#### [WORK INSTRUCTIONS]
Lines holding the word "Template" are the ones to copy from the data below.

══════

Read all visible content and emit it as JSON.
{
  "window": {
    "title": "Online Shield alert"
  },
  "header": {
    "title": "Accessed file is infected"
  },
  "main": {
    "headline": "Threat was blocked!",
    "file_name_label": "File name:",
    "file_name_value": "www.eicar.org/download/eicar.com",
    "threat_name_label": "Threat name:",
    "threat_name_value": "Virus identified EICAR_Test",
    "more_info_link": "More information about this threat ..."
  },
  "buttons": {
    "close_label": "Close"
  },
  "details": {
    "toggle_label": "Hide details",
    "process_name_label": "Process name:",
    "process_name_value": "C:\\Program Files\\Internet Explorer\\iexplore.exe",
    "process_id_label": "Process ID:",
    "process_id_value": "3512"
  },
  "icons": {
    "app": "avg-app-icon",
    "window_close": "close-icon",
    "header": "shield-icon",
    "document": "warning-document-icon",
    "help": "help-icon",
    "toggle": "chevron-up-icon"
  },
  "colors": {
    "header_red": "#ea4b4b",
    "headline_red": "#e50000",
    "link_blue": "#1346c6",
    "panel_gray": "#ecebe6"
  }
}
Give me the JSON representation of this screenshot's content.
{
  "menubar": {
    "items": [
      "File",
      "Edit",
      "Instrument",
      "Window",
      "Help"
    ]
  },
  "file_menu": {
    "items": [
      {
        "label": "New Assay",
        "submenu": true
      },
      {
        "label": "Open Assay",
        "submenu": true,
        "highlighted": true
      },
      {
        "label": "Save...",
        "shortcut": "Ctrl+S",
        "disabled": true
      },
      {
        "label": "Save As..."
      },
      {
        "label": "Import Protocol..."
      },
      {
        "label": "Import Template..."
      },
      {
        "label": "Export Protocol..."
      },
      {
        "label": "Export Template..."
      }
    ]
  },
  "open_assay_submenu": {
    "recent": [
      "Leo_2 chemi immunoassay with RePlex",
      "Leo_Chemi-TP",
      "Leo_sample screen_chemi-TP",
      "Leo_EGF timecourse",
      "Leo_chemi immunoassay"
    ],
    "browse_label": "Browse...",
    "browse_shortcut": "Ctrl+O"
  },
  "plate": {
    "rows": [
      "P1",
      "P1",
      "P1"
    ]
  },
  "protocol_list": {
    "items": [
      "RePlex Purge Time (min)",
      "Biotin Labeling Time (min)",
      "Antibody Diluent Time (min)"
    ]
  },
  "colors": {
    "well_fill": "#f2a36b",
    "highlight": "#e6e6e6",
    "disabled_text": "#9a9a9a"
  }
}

══════

#### [RESULT OF THIS TASK]
        "label": "Import Template..."
        "label": "Export Template..."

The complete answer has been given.